Data excerpts:

--------------------------------------------------

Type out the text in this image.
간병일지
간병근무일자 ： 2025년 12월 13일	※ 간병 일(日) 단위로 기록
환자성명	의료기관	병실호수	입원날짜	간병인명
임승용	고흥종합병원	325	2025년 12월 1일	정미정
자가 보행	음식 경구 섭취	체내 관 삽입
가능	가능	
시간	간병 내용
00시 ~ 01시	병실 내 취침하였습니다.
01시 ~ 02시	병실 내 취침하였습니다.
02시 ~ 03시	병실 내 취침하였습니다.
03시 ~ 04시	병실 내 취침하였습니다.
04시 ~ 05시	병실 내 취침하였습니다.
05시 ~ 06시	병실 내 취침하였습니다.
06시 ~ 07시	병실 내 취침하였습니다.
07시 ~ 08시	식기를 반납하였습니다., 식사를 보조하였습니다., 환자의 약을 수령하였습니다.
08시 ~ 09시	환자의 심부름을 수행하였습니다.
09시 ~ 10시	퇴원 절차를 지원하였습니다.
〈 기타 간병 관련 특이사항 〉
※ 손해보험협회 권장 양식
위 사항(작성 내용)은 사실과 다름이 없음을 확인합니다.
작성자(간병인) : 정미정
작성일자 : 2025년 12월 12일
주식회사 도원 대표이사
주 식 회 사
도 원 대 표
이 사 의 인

--------------------------------------------------

-- Exercise goal --
Report only the number of lines that hold the word "취침하였습니다".

-- Reply to the task --
7